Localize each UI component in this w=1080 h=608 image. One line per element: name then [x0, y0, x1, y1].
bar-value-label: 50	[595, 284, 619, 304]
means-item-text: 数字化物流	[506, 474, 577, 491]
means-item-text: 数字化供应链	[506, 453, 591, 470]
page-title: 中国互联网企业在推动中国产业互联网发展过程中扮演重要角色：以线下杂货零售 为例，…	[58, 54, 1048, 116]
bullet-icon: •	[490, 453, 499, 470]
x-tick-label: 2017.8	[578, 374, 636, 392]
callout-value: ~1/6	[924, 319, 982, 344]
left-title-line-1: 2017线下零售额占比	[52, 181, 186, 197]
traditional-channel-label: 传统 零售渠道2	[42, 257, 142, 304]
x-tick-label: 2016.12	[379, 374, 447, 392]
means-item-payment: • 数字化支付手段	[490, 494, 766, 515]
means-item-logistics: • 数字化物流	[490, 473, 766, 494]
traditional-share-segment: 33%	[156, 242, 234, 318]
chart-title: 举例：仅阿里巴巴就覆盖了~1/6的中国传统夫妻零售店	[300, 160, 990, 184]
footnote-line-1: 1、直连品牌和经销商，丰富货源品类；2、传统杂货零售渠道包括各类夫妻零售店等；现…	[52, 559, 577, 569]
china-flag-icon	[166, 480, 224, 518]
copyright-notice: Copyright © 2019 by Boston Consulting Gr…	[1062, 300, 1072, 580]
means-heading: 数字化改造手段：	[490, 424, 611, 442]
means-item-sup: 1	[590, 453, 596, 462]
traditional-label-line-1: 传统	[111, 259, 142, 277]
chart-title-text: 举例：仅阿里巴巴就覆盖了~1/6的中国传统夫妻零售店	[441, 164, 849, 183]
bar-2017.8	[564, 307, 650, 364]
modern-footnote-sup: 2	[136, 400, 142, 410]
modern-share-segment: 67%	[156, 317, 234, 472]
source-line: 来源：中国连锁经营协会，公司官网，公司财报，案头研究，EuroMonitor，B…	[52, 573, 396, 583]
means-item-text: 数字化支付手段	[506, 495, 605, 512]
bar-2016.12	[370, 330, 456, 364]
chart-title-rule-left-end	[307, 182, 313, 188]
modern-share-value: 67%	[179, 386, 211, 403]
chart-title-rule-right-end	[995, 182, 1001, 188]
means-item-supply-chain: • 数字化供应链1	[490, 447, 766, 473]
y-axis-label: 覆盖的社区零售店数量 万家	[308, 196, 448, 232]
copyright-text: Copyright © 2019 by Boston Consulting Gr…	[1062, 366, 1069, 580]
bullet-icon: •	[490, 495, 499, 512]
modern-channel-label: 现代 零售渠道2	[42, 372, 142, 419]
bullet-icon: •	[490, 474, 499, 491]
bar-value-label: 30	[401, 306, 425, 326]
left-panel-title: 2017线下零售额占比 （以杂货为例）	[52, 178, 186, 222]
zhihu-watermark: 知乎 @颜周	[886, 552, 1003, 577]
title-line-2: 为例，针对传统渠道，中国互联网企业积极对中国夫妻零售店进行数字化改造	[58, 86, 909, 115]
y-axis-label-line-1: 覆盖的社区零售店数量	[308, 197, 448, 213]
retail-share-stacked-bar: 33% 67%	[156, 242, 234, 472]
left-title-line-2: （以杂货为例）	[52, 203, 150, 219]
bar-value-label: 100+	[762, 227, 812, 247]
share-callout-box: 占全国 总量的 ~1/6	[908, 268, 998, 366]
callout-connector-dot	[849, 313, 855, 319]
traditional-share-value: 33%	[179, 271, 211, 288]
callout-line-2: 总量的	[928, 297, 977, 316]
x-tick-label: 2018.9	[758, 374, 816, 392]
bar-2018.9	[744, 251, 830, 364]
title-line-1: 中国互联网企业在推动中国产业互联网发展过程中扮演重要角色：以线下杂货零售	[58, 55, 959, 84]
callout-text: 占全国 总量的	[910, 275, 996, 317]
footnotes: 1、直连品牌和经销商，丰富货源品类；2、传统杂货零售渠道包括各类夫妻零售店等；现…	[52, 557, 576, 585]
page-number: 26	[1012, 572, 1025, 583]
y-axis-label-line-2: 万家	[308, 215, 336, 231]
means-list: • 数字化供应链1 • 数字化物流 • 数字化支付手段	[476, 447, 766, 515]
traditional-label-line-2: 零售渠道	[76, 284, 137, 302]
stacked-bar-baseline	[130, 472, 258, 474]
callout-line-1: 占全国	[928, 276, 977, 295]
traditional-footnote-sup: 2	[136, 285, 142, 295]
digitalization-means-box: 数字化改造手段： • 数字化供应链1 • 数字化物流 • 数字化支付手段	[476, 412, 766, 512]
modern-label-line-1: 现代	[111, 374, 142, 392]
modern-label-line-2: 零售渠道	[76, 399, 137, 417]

________________________________________

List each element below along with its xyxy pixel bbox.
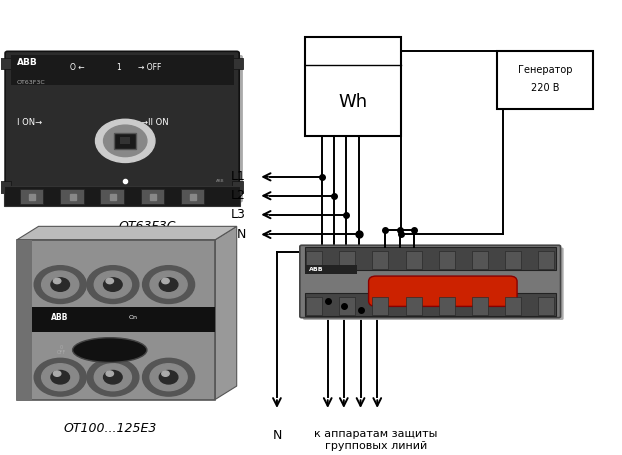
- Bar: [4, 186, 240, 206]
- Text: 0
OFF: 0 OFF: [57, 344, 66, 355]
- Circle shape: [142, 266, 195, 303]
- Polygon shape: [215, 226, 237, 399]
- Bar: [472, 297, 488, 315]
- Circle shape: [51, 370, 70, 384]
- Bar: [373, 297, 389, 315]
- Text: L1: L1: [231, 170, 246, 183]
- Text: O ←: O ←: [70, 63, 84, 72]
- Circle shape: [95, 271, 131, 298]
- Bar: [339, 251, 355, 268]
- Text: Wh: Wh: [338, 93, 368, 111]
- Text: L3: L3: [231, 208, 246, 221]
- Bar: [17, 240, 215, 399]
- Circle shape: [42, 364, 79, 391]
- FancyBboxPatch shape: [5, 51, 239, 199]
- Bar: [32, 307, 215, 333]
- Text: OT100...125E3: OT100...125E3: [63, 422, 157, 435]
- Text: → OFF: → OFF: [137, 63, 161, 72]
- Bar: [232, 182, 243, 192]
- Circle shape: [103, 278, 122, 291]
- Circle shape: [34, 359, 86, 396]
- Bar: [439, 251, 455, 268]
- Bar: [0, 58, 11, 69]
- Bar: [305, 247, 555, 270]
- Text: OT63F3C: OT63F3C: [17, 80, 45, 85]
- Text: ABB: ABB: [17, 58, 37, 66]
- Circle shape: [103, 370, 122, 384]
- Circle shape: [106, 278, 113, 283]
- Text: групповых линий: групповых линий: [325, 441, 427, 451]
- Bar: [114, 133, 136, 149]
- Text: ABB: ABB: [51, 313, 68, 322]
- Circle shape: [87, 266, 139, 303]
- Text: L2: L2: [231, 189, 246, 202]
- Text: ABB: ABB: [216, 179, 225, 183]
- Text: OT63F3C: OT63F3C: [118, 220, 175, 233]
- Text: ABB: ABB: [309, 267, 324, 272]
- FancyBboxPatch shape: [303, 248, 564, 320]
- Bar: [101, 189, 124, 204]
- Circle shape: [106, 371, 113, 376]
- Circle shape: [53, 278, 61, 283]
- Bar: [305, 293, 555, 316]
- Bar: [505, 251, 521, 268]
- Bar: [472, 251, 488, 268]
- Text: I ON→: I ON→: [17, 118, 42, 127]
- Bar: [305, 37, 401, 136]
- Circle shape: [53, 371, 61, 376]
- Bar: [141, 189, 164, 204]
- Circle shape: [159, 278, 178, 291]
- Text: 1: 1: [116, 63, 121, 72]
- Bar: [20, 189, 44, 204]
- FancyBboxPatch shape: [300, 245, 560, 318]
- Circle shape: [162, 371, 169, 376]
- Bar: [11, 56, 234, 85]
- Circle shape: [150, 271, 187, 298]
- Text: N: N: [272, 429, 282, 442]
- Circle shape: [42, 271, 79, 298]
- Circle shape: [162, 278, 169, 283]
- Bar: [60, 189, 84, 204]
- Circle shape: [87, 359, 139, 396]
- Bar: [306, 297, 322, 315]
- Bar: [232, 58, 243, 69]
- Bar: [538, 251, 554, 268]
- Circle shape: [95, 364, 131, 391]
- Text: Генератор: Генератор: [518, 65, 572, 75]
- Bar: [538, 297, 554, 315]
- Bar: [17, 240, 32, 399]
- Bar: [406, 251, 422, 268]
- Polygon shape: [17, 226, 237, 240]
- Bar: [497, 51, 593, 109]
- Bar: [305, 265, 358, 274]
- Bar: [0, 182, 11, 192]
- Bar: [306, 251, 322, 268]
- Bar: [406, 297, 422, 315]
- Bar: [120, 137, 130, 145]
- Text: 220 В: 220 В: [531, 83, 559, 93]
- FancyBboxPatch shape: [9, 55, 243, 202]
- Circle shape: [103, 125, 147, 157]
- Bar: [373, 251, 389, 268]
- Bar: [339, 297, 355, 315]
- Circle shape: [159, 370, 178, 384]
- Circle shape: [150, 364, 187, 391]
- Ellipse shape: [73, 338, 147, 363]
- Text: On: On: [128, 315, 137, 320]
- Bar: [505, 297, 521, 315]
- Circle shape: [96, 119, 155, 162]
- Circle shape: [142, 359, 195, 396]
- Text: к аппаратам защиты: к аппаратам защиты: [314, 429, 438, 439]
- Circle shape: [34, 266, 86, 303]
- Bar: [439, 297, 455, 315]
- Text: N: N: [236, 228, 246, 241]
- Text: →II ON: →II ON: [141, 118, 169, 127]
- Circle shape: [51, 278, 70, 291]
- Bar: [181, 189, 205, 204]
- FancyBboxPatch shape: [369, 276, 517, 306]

________________________________________

_Objective_
Update the material from the line with "Localize each UI" up to and including the line with "372, 142, 419]", changing "bullet-icon" to "bullet-glyph" and keeping everything else the same.

_Solution for this problem_
Localize each UI component in this w=1080 h=608 image. One line per element: name then [x0, y0, x1, y1].
bar-value-label: 50	[595, 284, 619, 304]
means-item-text: 数字化物流	[506, 474, 577, 491]
means-item-text: 数字化供应链	[506, 453, 591, 470]
page-title: 中国互联网企业在推动中国产业互联网发展过程中扮演重要角色：以线下杂货零售 为例，…	[58, 54, 1048, 116]
bullet-glyph: •	[490, 453, 499, 470]
x-tick-label: 2017.8	[578, 374, 636, 392]
callout-value: ~1/6	[924, 319, 982, 344]
left-title-line-1: 2017线下零售额占比	[52, 181, 186, 197]
traditional-channel-label: 传统 零售渠道2	[42, 257, 142, 304]
x-tick-label: 2016.12	[379, 374, 447, 392]
means-item-payment: • 数字化支付手段	[490, 494, 766, 515]
means-item-logistics: • 数字化物流	[490, 473, 766, 494]
traditional-share-segment: 33%	[156, 242, 234, 318]
chart-title: 举例：仅阿里巴巴就覆盖了~1/6的中国传统夫妻零售店	[300, 160, 990, 184]
footnote-line-1: 1、直连品牌和经销商，丰富货源品类；2、传统杂货零售渠道包括各类夫妻零售店等；现…	[52, 559, 577, 569]
china-flag-icon	[166, 480, 224, 518]
copyright-notice: Copyright © 2019 by Boston Consulting Gr…	[1062, 300, 1072, 580]
means-heading: 数字化改造手段：	[490, 424, 611, 442]
means-item-sup: 1	[590, 453, 596, 462]
traditional-label-line-1: 传统	[111, 259, 142, 277]
chart-title-text: 举例：仅阿里巴巴就覆盖了~1/6的中国传统夫妻零售店	[441, 164, 849, 183]
bar-2017.8	[564, 307, 650, 364]
modern-footnote-sup: 2	[136, 400, 142, 410]
modern-share-segment: 67%	[156, 317, 234, 472]
source-line: 来源：中国连锁经营协会，公司官网，公司财报，案头研究，EuroMonitor，B…	[52, 573, 396, 583]
means-item-text: 数字化支付手段	[506, 495, 605, 512]
bar-2016.12	[370, 330, 456, 364]
chart-title-rule-left-end	[307, 182, 313, 188]
modern-share-value: 67%	[179, 386, 211, 403]
chart-title-rule-right-end	[995, 182, 1001, 188]
means-item-supply-chain: • 数字化供应链1	[490, 447, 766, 473]
y-axis-label: 覆盖的社区零售店数量 万家	[308, 196, 448, 232]
copyright-text: Copyright © 2019 by Boston Consulting Gr…	[1062, 366, 1069, 580]
bullet-glyph: •	[490, 495, 499, 512]
modern-channel-label: 现代 零售渠道2	[42, 372, 142, 419]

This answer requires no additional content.